• _Description of the task_: Pick out each line of the records that includes the string "within", and copy it.

• _Input records_:
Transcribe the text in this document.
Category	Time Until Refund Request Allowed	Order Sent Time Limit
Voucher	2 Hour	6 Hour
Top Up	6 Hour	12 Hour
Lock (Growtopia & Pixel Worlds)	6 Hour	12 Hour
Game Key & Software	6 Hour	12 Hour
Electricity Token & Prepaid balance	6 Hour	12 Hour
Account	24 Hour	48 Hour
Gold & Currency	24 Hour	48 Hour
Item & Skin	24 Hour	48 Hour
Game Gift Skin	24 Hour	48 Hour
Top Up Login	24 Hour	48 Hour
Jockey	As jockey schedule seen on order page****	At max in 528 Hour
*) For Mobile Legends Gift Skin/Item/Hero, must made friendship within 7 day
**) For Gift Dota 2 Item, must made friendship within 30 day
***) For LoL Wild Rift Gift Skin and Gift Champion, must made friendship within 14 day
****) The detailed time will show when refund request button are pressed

• _Response to this task_:
*) For Mobile Legends Gift Skin/Item/Hero, must made friendship within 7 day
**) For Gift Dota 2 Item, must made friendship within 30 day
***) For LoL Wild Rift Gift Skin and Gift Champion, must made friendship within 14 day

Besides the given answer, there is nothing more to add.